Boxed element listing
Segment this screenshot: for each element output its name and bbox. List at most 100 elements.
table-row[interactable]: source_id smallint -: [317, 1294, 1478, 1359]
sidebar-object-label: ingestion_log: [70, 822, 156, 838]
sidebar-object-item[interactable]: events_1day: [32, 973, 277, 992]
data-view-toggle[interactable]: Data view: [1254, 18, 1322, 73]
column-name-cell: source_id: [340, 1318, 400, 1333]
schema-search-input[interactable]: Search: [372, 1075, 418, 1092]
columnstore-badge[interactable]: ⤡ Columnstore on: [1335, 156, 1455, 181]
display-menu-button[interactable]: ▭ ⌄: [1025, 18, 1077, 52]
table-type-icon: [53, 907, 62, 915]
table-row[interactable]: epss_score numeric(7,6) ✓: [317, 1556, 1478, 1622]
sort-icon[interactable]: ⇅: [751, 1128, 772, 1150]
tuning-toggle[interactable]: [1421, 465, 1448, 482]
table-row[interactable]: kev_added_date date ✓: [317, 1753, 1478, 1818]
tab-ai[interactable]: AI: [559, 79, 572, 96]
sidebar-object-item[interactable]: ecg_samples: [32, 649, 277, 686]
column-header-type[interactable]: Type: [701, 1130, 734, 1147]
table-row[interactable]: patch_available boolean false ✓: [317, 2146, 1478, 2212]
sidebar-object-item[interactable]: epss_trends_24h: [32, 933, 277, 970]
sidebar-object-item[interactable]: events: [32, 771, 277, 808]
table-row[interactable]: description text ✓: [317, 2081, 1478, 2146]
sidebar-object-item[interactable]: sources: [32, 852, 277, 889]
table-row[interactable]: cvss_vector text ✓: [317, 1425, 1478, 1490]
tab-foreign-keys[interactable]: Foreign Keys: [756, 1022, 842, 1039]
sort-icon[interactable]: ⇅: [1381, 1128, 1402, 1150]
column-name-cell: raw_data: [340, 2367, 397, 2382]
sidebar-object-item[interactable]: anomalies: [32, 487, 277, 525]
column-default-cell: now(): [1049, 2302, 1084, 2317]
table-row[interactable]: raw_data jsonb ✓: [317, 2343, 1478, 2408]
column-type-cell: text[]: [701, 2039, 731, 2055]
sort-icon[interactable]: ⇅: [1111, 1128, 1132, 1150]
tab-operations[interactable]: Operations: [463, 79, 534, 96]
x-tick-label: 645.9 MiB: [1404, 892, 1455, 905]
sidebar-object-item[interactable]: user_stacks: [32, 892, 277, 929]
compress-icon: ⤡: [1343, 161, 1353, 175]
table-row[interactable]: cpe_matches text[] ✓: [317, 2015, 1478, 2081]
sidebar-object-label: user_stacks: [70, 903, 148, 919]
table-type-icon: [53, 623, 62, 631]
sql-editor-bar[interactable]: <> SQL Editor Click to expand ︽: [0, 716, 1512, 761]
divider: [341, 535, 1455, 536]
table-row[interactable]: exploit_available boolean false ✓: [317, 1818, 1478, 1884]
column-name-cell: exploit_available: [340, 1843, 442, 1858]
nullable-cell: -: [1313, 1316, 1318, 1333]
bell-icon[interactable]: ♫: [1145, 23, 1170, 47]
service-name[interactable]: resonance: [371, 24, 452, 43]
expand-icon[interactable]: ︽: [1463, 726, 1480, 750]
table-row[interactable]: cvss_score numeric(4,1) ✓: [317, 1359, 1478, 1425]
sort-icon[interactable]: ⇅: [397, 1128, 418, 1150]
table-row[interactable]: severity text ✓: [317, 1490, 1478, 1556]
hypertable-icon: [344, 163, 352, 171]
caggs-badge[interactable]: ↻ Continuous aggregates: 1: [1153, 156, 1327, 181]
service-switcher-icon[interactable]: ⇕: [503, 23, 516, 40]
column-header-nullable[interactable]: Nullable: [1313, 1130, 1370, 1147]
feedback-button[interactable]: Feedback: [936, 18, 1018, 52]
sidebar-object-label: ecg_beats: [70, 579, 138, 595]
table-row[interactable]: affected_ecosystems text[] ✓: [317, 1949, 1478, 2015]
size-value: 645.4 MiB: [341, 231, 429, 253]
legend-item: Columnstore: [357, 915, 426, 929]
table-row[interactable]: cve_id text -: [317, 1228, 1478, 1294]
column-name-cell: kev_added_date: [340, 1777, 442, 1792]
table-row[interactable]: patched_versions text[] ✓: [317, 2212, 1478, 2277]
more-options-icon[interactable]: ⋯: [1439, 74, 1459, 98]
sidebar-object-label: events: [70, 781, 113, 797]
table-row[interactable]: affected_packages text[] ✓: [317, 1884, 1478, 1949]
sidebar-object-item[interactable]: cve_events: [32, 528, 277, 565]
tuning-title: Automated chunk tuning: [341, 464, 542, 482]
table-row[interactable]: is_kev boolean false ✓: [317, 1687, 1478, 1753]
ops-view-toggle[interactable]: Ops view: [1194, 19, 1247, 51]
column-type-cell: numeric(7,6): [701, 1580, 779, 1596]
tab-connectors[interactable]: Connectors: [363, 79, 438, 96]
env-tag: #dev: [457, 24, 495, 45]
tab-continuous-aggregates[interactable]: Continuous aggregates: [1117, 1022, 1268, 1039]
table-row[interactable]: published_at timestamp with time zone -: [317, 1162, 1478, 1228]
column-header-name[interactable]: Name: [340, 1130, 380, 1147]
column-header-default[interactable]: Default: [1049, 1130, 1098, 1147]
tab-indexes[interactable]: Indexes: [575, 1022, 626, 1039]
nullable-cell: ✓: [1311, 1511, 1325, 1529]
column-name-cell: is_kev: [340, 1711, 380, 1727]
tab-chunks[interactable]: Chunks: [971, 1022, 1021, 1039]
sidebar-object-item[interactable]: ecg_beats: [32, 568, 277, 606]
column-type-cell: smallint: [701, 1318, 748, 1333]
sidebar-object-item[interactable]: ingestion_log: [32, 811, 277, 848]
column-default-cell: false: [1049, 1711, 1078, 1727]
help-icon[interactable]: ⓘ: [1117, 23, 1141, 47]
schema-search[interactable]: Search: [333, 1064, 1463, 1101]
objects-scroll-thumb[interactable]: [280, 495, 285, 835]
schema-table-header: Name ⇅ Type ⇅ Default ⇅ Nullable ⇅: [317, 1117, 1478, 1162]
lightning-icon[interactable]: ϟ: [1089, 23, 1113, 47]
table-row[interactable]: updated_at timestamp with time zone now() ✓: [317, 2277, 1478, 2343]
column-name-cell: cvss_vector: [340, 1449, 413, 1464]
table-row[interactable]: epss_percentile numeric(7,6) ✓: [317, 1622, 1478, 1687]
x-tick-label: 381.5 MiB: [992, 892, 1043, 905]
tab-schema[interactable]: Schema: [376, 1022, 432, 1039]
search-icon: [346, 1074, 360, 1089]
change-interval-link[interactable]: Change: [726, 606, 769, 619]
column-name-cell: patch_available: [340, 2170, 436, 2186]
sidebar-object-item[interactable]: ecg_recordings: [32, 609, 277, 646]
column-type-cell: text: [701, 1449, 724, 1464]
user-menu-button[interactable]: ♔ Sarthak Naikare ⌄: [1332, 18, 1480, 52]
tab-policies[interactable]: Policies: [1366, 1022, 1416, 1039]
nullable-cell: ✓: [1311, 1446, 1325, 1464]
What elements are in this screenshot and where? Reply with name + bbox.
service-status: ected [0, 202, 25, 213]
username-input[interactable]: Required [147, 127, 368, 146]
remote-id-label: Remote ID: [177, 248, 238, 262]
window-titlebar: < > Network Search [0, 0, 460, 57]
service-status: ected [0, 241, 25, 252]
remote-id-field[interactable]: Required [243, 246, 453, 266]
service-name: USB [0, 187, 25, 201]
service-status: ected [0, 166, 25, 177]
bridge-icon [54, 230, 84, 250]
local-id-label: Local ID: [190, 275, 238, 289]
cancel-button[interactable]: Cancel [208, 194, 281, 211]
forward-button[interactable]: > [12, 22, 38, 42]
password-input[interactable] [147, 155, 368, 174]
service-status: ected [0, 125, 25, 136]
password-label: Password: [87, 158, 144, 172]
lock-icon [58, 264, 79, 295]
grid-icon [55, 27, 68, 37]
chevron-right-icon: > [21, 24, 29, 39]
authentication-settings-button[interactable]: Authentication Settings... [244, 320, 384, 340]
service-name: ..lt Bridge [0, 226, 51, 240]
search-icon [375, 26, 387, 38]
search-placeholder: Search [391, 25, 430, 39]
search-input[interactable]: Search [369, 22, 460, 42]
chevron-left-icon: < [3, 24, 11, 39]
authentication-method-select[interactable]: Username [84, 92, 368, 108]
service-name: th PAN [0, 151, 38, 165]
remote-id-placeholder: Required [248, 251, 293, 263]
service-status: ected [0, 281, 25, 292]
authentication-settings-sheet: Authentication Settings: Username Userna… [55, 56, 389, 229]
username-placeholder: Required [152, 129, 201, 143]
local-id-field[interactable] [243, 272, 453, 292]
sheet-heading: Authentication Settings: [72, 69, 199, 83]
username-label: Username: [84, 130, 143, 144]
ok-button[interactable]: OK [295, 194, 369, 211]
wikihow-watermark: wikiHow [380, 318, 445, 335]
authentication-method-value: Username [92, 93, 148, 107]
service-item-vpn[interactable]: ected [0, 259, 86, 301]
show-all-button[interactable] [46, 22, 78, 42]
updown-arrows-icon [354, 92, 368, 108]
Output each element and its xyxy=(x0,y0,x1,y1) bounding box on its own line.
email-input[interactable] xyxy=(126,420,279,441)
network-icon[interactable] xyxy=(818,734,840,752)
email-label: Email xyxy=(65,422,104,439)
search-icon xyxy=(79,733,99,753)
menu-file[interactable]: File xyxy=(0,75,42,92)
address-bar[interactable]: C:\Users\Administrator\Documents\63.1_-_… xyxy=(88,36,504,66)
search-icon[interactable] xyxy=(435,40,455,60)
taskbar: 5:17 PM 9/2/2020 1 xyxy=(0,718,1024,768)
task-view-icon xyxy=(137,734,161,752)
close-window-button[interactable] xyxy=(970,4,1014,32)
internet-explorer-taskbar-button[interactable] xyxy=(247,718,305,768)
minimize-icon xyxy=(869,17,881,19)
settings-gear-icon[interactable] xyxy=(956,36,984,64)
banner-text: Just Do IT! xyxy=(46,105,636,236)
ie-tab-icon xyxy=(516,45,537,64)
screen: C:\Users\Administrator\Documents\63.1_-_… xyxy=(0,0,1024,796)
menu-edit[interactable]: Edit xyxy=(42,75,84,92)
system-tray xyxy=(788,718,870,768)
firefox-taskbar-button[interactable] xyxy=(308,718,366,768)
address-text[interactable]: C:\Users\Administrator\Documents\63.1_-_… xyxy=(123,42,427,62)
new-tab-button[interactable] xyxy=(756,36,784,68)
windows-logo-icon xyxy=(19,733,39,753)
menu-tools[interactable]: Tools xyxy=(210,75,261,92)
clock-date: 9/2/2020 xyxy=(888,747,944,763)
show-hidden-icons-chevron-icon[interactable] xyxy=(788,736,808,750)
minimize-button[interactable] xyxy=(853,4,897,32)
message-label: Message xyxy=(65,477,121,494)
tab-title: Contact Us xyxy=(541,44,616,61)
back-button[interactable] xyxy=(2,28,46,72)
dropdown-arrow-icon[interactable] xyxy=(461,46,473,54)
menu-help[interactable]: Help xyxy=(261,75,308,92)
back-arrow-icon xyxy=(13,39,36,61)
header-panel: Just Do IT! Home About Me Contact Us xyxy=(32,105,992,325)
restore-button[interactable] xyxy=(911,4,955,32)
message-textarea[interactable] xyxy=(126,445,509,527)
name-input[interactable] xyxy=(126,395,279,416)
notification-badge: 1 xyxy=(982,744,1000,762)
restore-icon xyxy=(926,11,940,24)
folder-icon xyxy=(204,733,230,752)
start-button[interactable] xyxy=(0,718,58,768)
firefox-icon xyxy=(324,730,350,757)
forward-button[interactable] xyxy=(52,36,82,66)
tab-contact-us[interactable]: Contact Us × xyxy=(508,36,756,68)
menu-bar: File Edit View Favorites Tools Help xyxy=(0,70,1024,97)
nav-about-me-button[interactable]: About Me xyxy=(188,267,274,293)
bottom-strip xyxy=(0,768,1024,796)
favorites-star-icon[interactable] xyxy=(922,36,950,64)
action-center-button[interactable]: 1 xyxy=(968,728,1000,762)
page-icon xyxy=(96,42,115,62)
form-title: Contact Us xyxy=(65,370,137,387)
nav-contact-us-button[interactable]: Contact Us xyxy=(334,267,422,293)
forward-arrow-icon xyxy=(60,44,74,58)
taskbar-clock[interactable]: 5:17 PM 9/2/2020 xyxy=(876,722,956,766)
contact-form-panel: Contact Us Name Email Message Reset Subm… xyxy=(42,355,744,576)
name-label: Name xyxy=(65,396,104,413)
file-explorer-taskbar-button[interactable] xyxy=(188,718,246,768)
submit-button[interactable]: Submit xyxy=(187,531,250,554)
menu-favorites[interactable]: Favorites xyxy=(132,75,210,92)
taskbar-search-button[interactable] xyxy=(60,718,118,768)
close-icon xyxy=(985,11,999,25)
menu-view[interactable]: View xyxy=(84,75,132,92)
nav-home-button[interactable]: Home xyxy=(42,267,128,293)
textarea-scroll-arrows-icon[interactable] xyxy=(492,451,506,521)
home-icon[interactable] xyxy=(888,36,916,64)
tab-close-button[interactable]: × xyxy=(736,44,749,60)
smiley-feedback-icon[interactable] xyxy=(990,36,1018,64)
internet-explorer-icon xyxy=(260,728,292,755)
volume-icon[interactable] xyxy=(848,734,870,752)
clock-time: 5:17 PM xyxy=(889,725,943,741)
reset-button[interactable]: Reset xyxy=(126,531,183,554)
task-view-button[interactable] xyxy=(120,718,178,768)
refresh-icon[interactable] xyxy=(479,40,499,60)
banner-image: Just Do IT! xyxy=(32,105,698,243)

→ Requirement: Rewrite the part of the listing that opens with its first line and closes with the line containing "table-type-icon: [53, 907, 62, 915]", replacing "ingestion_log" with "ingest_log" and leaving everything else unchanged.

→ The completed task:
Segment this screenshot: for each element output its name and bbox. List at most 100 elements.
table-row[interactable]: source_id smallint -: [317, 1294, 1478, 1359]
sidebar-object-label: ingest_log: [70, 822, 156, 838]
sidebar-object-item[interactable]: events_1day: [32, 973, 277, 992]
data-view-toggle[interactable]: Data view: [1254, 18, 1322, 73]
column-name-cell: source_id: [340, 1318, 400, 1333]
schema-search-input[interactable]: Search: [372, 1075, 418, 1092]
columnstore-badge[interactable]: ⤡ Columnstore on: [1335, 156, 1455, 181]
display-menu-button[interactable]: ▭ ⌄: [1025, 18, 1077, 52]
table-type-icon: [53, 907, 62, 915]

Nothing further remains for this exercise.